Set exercise: Every line of the material is to be repeated exactly as it stands.

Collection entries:
"""

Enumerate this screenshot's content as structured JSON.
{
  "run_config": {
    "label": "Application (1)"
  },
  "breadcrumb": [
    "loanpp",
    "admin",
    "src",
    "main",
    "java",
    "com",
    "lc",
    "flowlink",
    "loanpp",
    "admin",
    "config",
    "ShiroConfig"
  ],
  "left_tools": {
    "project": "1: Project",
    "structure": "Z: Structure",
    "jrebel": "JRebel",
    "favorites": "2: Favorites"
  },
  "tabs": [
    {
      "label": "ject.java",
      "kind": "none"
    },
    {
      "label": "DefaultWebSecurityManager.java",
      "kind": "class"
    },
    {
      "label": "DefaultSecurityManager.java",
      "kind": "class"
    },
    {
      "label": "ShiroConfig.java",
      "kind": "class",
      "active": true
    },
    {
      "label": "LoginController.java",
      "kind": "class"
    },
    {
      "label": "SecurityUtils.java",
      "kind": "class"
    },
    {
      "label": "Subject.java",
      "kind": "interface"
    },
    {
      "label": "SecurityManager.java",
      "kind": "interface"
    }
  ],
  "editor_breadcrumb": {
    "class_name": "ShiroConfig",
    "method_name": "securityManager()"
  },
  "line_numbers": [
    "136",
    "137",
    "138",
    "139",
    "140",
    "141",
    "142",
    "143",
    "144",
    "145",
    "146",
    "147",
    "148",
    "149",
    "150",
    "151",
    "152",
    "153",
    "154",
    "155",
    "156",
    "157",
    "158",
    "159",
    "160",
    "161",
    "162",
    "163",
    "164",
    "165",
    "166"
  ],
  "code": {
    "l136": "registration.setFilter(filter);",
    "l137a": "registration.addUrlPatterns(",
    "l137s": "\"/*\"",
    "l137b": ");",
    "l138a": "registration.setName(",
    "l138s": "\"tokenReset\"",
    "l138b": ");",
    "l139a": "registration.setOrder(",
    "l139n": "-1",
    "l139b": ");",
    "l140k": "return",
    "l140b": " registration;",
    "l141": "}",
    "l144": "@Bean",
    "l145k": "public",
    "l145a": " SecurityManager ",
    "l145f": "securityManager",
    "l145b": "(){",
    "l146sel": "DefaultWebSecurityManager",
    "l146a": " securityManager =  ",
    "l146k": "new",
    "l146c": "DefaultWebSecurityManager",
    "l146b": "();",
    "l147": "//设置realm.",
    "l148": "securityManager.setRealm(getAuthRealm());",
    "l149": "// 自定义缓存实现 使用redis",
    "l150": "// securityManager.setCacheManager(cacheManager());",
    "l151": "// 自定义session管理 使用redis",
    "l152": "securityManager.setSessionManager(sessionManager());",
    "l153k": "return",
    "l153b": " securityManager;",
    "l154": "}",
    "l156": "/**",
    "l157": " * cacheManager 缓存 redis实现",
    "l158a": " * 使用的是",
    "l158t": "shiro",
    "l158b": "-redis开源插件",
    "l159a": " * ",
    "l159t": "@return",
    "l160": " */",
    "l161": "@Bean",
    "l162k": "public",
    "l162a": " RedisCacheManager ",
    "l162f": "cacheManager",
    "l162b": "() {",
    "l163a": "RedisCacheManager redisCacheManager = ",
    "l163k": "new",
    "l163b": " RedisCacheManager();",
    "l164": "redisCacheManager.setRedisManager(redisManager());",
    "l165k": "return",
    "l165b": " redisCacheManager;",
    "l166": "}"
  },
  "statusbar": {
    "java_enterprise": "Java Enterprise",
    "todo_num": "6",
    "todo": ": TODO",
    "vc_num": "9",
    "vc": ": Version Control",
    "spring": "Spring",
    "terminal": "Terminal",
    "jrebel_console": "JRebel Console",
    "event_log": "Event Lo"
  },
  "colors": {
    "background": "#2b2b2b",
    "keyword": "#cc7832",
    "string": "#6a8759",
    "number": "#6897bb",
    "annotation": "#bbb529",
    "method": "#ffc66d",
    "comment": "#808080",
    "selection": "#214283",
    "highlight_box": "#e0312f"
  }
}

"""

Complete response:
Enumerate this screenshot's content as structured JSON.
{
  "run_config": {
    "label": "Application (1)"
  },
  "breadcrumb": [
    "loanpp",
    "admin",
    "src",
    "main",
    "java",
    "com",
    "lc",
    "flowlink",
    "loanpp",
    "admin",
    "config",
    "ShiroConfig"
  ],
  "left_tools": {
    "project": "1: Project",
    "structure": "Z: Structure",
    "jrebel": "JRebel",
    "favorites": "2: Favorites"
  },
  "tabs": [
    {
      "label": "ject.java",
      "kind": "none"
    },
    {
      "label": "DefaultWebSecurityManager.java",
      "kind": "class"
    },
    {
      "label": "DefaultSecurityManager.java",
      "kind": "class"
    },
    {
      "label": "ShiroConfig.java",
      "kind": "class",
      "active": true
    },
    {
      "label": "LoginController.java",
      "kind": "class"
    },
    {
      "label": "SecurityUtils.java",
      "kind": "class"
    },
    {
      "label": "Subject.java",
      "kind": "interface"
    },
    {
      "label": "SecurityManager.java",
      "kind": "interface"
    }
  ],
  "editor_breadcrumb": {
    "class_name": "ShiroConfig",
    "method_name": "securityManager()"
  },
  "line_numbers": [
    "136",
    "137",
    "138",
    "139",
    "140",
    "141",
    "142",
    "143",
    "144",
    "145",
    "146",
    "147",
    "148",
    "149",
    "150",
    "151",
    "152",
    "153",
    "154",
    "155",
    "156",
    "157",
    "158",
    "159",
    "160",
    "161",
    "162",
    "163",
    "164",
    "165",
    "166"
  ],
  "code": {
    "l136": "registration.setFilter(filter);",
    "l137a": "registration.addUrlPatterns(",
    "l137s": "\"/*\"",
    "l137b": ");",
    "l138a": "registration.setName(",
    "l138s": "\"tokenReset\"",
    "l138b": ");",
    "l139a": "registration.setOrder(",
    "l139n": "-1",
    "l139b": ");",
    "l140k": "return",
    "l140b": " registration;",
    "l141": "}",
    "l144": "@Bean",
    "l145k": "public",
    "l145a": " SecurityManager ",
    "l145f": "securityManager",
    "l145b": "(){",
    "l146sel": "DefaultWebSecurityManager",
    "l146a": " securityManager =  ",
    "l146k": "new",
    "l146c": "DefaultWebSecurityManager",
    "l146b": "();",
    "l147": "//设置realm.",
    "l148": "securityManager.setRealm(getAuthRealm());",
    "l149": "// 自定义缓存实现 使用redis",
    "l150": "// securityManager.setCacheManager(cacheManager());",
    "l151": "// 自定义session管理 使用redis",
    "l152": "securityManager.setSessionManager(sessionManager());",
    "l153k": "return",
    "l153b": " securityManager;",
    "l154": "}",
    "l156": "/**",
    "l157": " * cacheManager 缓存 redis实现",
    "l158a": " * 使用的是",
    "l158t": "shiro",
    "l158b": "-redis开源插件",
    "l159a": " * ",
    "l159t": "@return",
    "l160": " */",
    "l161": "@Bean",
    "l162k": "public",
    "l162a": " RedisCacheManager ",
    "l162f": "cacheManager",
    "l162b": "() {",
    "l163a": "RedisCacheManager redisCacheManager = ",
    "l163k": "new",
    "l163b": " RedisCacheManager();",
    "l164": "redisCacheManager.setRedisManager(redisManager());",
    "l165k": "return",
    "l165b": " redisCacheManager;",
    "l166": "}"
  },
  "statusbar": {
    "java_enterprise": "Java Enterprise",
    "todo_num": "6",
    "todo": ": TODO",
    "vc_num": "9",
    "vc": ": Version Control",
    "spring": "Spring",
    "terminal": "Terminal",
    "jrebel_console": "JRebel Console",
    "event_log": "Event Lo"
  },
  "colors": {
    "background": "#2b2b2b",
    "keyword": "#cc7832",
    "string": "#6a8759",
    "number": "#6897bb",
    "annotation": "#bbb529",
    "method": "#ffc66d",
    "comment": "#808080",
    "selection": "#214283",
    "highlight_box": "#e0312f"
  }
}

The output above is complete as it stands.